Written problem ::
The entries below are to be transcribed in full, without their images.

Information supplied ::
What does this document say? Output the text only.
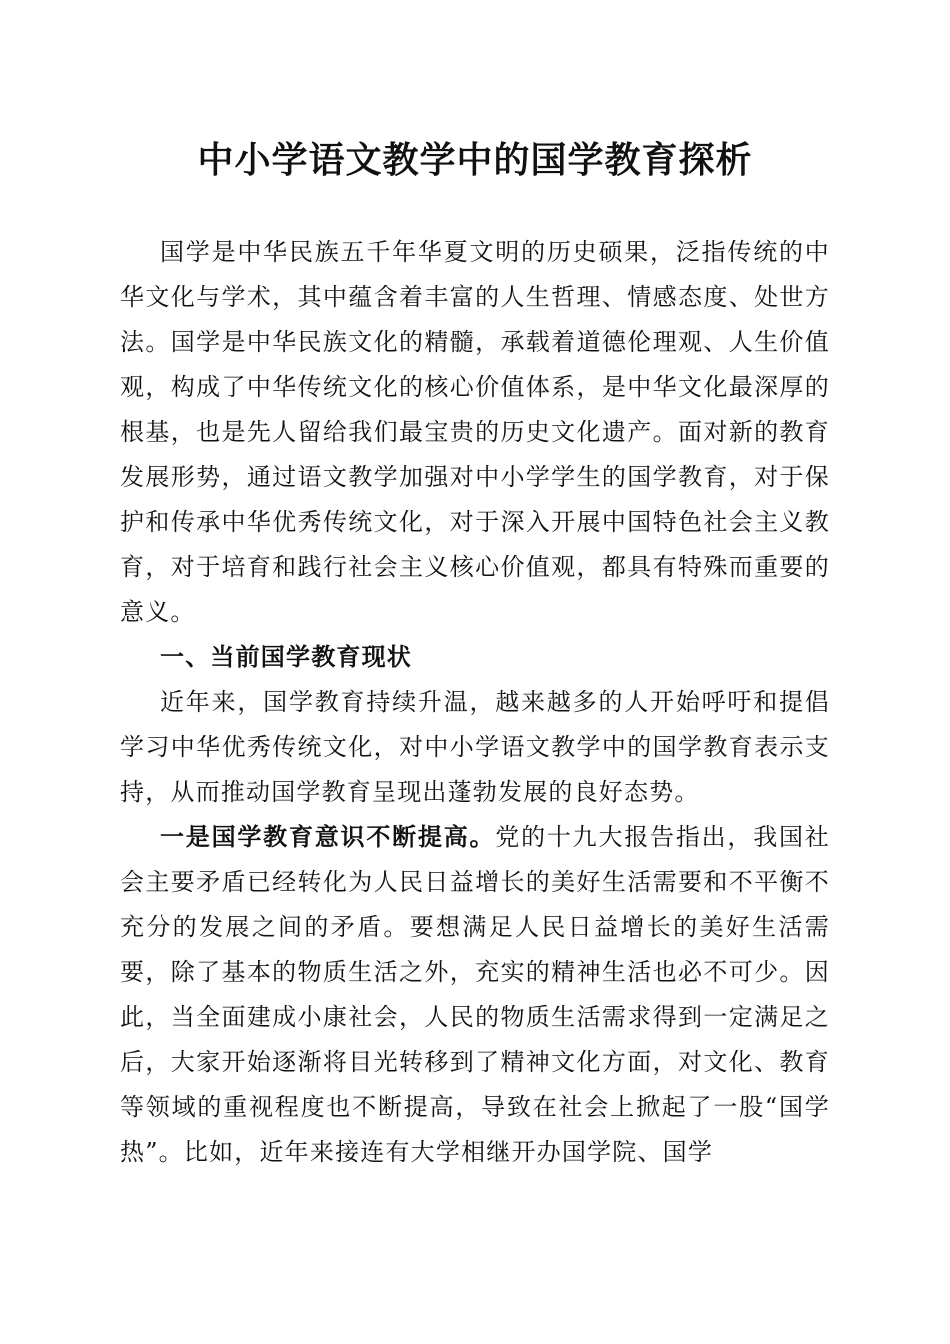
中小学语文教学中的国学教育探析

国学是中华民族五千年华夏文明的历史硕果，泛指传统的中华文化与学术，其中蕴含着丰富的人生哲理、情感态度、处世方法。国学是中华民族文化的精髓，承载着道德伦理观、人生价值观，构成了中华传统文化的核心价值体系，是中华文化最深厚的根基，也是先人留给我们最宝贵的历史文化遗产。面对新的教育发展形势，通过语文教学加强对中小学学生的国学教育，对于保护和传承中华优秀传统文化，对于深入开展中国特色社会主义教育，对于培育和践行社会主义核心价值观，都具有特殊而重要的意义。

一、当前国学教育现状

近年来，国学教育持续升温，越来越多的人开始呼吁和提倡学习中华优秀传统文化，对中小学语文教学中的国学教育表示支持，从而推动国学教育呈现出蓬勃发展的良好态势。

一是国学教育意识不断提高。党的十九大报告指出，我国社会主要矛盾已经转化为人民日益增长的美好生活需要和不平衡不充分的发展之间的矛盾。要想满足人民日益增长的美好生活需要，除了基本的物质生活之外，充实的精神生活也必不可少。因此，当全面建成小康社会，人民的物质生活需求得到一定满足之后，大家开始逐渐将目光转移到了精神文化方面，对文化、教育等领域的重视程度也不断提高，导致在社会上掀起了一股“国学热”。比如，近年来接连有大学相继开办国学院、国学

Task solution ::
What does this document say? Output the text only.
中小学语文教学中的国学教育探析

国学是中华民族五千年华夏文明的历史硕果，泛指传统的中华文化与学术，其中蕴含着丰富的人生哲理、情感态度、处世方法。国学是中华民族文化的精髓，承载着道德伦理观、人生价值观，构成了中华传统文化的核心价值体系，是中华文化最深厚的根基，也是先人留给我们最宝贵的历史文化遗产。面对新的教育发展形势，通过语文教学加强对中小学学生的国学教育，对于保护和传承中华优秀传统文化，对于深入开展中国特色社会主义教育，对于培育和践行社会主义核心价值观，都具有特殊而重要的意义。

一、当前国学教育现状

近年来，国学教育持续升温，越来越多的人开始呼吁和提倡学习中华优秀传统文化，对中小学语文教学中的国学教育表示支持，从而推动国学教育呈现出蓬勃发展的良好态势。

一是国学教育意识不断提高。党的十九大报告指出，我国社会主要矛盾已经转化为人民日益增长的美好生活需要和不平衡不充分的发展之间的矛盾。要想满足人民日益增长的美好生活需要，除了基本的物质生活之外，充实的精神生活也必不可少。因此，当全面建成小康社会，人民的物质生活需求得到一定满足之后，大家开始逐渐将目光转移到了精神文化方面，对文化、教育等领域的重视程度也不断提高，导致在社会上掀起了一股“国学热”。比如，近年来接连有大学相继开办国学院、国学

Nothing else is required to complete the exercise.